Классицизм, сентиментализм, романтизм — в Батюшкове все это было так перемешано, что никакой ярлык, как и к любому настоящему поэту, прилепить к нему невозможно. Для него Гомер и Тибулл, Ариосто и Тассо, Державин и Карамзин, Парни и Байрон были одинаково необходимы.
И в то же время батюшковские стихи нельзя спутать ни с какими другими, он узнается с первой строки, а такие безукоризненно совершенные его вещи, как “Ты просыпаешься, о Байя, из гробницы…” или “Есть наслаждение и в дикости лесов…”, кажется, могли быть написаны сегодня (а уж Тютчевым — и подавно: “Есть в осени первоначальной…”, “Есть и в моем страдальческом застое…” и др.).
А когда натыкаешься у Батюшкова на строку: “Между протекшего есть вечная черта”, то невольно вспоминаешь Ахматову: “Есть в близости людей заветная черта…” (и Пушкина: “Но недоступная черта меж нами есть…”).
А вот еще одно наблюдение. В “Переходе через Рейн” читаешь: “Задумчив и один, на береге высоком…” (Пушкин на полях написал “прелесть”) — и думаешь: у кого-то было то же самое (правильней бы сказать: будет). И вдруг вспоминаешь, у кого: у Тютчева! “Сижу задумчив и один, / На потухающий камин / Сквозь слез гляжу…” Но и это еще не все, потому что “Задумчивость” Державина, это как будто забежавшее вперед, в ХХ век, стихотворение, начинается так:
Задумчиво, один, широкими шагами
Хожу и меряю пустых пространство мест…
И еще раз поймешь, что никакого прогресса в поэзии нет (о чем писал и Пушкин), никакого развития нет (о чем писал и Мандельштам), а есть одно общее дерево русской поэзии, которое растет, зеленеет, ветвится, — и нам, живущим на грани ХХ — ХХI веков, посчастливилось наблюдать его “могучий поздний возраст” (больше всего на свете хочется, чтобы оно не рухнуло в новом веке).

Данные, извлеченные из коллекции
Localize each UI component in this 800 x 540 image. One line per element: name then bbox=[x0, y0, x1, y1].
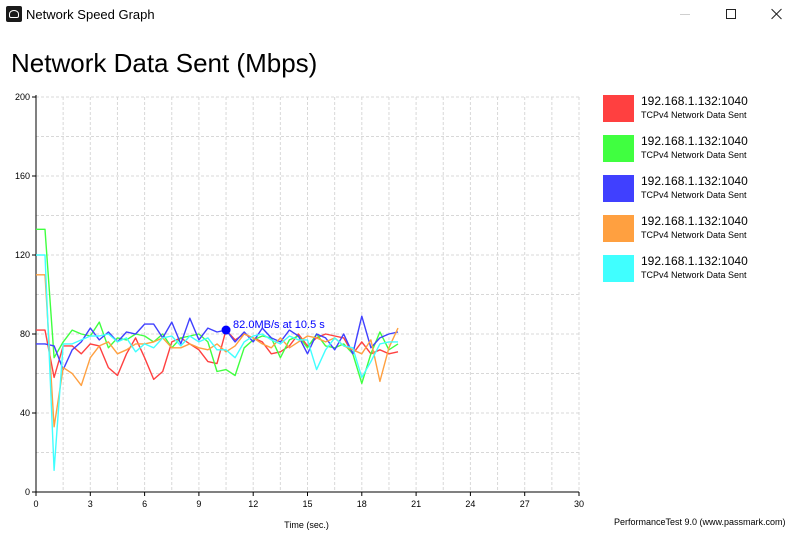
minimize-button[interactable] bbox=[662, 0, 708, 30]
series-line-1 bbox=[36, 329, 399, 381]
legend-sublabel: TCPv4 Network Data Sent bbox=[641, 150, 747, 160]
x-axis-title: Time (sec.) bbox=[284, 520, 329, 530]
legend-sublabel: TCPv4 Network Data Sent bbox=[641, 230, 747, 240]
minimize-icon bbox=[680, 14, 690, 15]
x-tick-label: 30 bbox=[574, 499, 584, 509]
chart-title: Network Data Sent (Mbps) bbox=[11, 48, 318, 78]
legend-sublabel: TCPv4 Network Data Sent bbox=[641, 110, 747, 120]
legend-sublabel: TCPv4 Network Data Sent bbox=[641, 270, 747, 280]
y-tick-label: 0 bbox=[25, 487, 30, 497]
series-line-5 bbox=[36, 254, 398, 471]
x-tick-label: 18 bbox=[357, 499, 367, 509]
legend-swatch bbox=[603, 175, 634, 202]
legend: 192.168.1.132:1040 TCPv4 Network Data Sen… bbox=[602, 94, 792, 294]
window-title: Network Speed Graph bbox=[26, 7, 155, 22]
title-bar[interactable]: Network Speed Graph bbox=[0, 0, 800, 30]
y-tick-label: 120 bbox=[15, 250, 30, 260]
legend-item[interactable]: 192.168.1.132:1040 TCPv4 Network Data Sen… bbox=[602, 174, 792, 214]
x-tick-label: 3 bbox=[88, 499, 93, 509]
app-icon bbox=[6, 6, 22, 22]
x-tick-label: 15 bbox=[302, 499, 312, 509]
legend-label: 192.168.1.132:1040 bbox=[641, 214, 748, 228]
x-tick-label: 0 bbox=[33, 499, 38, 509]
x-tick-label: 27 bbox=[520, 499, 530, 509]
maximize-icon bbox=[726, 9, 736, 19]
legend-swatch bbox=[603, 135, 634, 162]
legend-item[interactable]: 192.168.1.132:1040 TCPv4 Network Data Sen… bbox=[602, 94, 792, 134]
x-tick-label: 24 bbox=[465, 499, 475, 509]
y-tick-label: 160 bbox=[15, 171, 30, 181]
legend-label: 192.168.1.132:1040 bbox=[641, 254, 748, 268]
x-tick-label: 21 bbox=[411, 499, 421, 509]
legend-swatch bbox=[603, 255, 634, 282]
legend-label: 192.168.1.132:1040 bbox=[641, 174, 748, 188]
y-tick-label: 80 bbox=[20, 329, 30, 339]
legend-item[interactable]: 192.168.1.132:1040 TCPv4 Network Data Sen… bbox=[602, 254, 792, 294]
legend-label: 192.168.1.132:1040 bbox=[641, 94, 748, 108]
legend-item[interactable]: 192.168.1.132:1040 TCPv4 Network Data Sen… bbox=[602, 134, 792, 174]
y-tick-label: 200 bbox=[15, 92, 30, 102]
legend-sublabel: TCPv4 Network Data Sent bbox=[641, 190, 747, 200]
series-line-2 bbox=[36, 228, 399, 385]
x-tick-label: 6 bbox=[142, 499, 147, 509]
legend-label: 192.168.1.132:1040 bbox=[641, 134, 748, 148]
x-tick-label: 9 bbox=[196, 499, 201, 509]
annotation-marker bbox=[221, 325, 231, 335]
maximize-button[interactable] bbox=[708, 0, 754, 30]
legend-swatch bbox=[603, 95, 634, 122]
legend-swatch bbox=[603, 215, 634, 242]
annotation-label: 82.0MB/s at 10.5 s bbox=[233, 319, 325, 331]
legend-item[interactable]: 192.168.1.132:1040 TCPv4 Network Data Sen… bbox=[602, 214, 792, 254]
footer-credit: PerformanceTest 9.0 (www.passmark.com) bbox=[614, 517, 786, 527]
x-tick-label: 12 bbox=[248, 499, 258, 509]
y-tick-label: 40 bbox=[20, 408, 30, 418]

* * *

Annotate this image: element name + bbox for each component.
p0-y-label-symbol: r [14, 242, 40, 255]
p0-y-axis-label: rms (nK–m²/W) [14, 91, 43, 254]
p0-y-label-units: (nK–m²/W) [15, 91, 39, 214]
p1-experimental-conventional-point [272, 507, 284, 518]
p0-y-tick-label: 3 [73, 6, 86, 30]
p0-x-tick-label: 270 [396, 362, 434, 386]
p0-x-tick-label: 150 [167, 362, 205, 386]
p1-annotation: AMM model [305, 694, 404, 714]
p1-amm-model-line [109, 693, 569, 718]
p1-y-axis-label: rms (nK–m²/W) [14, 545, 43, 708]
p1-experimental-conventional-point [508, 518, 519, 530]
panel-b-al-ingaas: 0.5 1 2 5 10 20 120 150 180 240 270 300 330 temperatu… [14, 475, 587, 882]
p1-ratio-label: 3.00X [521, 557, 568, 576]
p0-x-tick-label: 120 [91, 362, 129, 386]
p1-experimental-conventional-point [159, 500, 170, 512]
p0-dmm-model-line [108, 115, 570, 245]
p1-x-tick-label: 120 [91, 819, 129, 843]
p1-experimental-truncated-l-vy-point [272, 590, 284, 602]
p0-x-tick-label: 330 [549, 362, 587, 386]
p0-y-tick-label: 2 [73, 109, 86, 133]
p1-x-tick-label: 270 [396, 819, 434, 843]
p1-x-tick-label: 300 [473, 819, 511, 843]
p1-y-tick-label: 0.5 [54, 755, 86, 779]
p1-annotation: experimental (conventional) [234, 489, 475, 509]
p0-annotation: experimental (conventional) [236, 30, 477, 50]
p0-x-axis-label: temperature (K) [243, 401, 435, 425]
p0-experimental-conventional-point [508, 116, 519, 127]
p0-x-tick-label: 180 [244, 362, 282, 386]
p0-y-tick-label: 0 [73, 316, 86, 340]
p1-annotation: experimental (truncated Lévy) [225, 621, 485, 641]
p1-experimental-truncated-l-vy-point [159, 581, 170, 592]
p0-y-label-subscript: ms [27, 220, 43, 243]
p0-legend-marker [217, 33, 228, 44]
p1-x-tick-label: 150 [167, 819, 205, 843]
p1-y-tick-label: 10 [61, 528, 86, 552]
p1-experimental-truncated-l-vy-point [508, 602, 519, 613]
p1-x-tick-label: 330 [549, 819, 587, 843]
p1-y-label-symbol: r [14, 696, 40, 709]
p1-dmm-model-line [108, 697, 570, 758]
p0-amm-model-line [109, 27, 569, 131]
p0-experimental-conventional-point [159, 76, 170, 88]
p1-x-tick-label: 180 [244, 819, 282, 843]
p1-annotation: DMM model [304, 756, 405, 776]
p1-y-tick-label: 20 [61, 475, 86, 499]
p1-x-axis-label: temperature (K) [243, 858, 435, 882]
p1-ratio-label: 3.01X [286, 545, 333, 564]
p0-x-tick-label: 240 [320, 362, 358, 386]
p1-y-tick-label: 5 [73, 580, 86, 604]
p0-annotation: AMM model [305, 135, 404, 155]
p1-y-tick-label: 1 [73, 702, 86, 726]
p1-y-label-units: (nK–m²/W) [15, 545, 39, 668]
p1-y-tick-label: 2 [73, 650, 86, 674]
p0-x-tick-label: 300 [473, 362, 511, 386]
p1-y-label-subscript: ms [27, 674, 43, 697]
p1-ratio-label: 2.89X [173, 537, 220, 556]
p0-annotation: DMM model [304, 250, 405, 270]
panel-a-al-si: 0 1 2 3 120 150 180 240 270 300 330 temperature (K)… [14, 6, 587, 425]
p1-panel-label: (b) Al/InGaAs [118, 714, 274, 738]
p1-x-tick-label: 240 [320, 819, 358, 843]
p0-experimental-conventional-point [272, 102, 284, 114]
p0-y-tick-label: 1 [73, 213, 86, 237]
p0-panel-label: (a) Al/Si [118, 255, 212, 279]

Что требуется: Напишите продолжение текста о поэзии Батюшкова, начиная сразу после его последней фразы.

Готовое решение:
* *
*
...под говором валов...
К. Батюшков.
Кто первый море к нам в поэзию привел
И строки увлажнил туманом и волнами?
Я вижу, как его внимательно прочел
Курчавый ученик с блестящими глазами
И перенял любовь к шершавым берегам<
Полуденной земли и мокрой парусине,
И мраморным богам,
И пламенным лучам, — на темной половине.
На темной, ледяной, с соломой на снегу,
С визжащими во тьме сосновыми санями...
А снился хоровод на ласковом лугу,
Усыпанном цветами,
И берег, где шуршит одышливый Эол,
Где пасмурные тени
Склоняются к волне, рукой прижав подол,
Другою — шелестя в курчавящейся пене.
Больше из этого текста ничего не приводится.